* START Records provided *

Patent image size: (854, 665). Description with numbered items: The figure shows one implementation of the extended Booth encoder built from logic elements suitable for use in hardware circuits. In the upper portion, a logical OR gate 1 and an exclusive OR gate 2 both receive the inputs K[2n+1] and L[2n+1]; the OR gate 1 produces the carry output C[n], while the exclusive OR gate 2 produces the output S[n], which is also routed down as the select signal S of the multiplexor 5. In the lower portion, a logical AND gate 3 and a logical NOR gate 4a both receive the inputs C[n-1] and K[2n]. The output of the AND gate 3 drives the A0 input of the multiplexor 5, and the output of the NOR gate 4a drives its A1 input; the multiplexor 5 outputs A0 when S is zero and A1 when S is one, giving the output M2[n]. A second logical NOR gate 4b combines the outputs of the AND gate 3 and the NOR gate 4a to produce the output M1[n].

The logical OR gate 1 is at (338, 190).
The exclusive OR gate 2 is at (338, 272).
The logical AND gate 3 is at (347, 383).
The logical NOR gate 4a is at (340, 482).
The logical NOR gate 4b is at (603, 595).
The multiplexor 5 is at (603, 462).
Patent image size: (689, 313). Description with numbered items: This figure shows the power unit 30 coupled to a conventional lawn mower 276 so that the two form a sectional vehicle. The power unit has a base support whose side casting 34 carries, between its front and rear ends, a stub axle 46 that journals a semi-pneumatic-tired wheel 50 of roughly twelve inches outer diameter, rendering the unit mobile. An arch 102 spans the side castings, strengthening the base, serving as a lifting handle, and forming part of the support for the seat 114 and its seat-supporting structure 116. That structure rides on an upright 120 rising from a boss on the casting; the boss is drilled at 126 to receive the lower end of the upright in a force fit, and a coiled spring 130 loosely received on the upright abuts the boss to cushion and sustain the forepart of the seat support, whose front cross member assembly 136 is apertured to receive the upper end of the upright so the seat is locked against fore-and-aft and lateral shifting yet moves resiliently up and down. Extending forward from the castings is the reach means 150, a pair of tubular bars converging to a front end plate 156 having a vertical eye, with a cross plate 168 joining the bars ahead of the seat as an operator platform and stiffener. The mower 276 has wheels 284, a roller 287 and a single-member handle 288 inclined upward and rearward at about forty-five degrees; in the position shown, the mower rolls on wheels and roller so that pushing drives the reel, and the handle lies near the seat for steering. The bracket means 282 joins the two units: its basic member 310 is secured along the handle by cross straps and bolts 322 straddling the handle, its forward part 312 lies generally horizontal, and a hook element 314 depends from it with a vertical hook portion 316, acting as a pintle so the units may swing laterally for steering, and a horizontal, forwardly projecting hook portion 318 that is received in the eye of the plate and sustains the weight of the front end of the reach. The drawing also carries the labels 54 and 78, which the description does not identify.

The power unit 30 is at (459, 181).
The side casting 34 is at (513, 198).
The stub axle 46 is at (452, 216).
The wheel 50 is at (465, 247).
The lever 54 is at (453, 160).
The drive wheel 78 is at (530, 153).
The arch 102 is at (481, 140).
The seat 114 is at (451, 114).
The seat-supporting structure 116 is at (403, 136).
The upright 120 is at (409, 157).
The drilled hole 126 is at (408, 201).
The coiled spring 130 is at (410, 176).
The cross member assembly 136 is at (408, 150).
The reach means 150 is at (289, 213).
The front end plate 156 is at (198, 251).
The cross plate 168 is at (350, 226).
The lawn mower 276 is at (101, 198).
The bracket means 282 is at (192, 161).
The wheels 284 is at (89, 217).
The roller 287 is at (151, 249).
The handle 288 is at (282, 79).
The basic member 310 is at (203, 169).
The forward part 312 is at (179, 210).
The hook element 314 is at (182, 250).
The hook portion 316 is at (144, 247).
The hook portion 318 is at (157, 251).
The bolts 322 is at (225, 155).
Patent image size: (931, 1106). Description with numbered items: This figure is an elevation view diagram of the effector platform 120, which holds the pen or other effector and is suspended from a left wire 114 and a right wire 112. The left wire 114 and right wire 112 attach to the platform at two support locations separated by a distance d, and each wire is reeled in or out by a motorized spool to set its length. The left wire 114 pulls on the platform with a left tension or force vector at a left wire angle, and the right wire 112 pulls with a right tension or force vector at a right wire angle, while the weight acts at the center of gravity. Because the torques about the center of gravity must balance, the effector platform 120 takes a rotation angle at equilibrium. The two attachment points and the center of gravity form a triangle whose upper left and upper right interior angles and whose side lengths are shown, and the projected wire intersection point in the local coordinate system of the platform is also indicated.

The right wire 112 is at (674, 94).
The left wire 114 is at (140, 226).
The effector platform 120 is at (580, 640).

* END Records provided *

Your task: Transcribe the lines from the very first line through the line that contains "The multiplexor 5 is at (603, 462).", with both of those lines included.

Output for this task:
Patent image size: (854, 665). Description with numbered items: The figure shows one implementation of the extended Booth encoder built from logic elements suitable for use in hardware circuits. In the upper portion, a logical OR gate 1 and an exclusive OR gate 2 both receive the inputs K[2n+1] and L[2n+1]; the OR gate 1 produces the carry output C[n], while the exclusive OR gate 2 produces the output S[n], which is also routed down as the select signal S of the multiplexor 5. In the lower portion, a logical AND gate 3 and a logical NOR gate 4a both receive the inputs C[n-1] and K[2n]. The output of the AND gate 3 drives the A0 input of the multiplexor 5, and the output of the NOR gate 4a drives its A1 input; the multiplexor 5 outputs A0 when S is zero and A1 when S is one, giving the output M2[n]. A second logical NOR gate 4b combines the outputs of the AND gate 3 and the NOR gate 4a to produce the output M1[n].

The logical OR gate 1 is at (338, 190).
The exclusive OR gate 2 is at (338, 272).
The logical AND gate 3 is at (347, 383).
The logical NOR gate 4a is at (340, 482).
The logical NOR gate 4b is at (603, 595).
The multiplexor 5 is at (603, 462).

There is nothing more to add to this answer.